Work required: Output all of the records exactly as written.

◇ ◇ ◇ ◇ ◇

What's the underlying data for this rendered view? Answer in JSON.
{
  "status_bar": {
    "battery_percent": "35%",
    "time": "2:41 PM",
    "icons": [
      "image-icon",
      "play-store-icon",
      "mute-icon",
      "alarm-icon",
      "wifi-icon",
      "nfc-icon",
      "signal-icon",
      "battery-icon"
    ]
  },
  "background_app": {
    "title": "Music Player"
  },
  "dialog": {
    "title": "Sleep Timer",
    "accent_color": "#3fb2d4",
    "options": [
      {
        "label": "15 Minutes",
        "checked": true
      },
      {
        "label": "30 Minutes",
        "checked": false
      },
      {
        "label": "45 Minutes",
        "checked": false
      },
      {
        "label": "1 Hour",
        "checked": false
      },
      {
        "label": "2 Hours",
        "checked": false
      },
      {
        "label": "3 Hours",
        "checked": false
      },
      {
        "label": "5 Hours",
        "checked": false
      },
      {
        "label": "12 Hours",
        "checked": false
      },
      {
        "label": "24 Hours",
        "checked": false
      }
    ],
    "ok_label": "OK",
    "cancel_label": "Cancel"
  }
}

◇ ◇ ◇ ◇ ◇

Result of the task:
What's the underlying data for this rendered view? Answer in JSON.
{
  "status_bar": {
    "battery_percent": "35%",
    "time": "2:41 PM",
    "icons": [
      "image-icon",
      "play-store-icon",
      "mute-icon",
      "alarm-icon",
      "wifi-icon",
      "nfc-icon",
      "signal-icon",
      "battery-icon"
    ]
  },
  "background_app": {
    "title": "Music Player"
  },
  "dialog": {
    "title": "Sleep Timer",
    "accent_color": "#3fb2d4",
    "options": [
      {
        "label": "15 Minutes",
        "checked": true
      },
      {
        "label": "30 Minutes",
        "checked": false
      },
      {
        "label": "45 Minutes",
        "checked": false
      },
      {
        "label": "1 Hour",
        "checked": false
      },
      {
        "label": "2 Hours",
        "checked": false
      },
      {
        "label": "3 Hours",
        "checked": false
      },
      {
        "label": "5 Hours",
        "checked": false
      },
      {
        "label": "12 Hours",
        "checked": false
      },
      {
        "label": "24 Hours",
        "checked": false
      }
    ],
    "ok_label": "OK",
    "cancel_label": "Cancel"
  }
}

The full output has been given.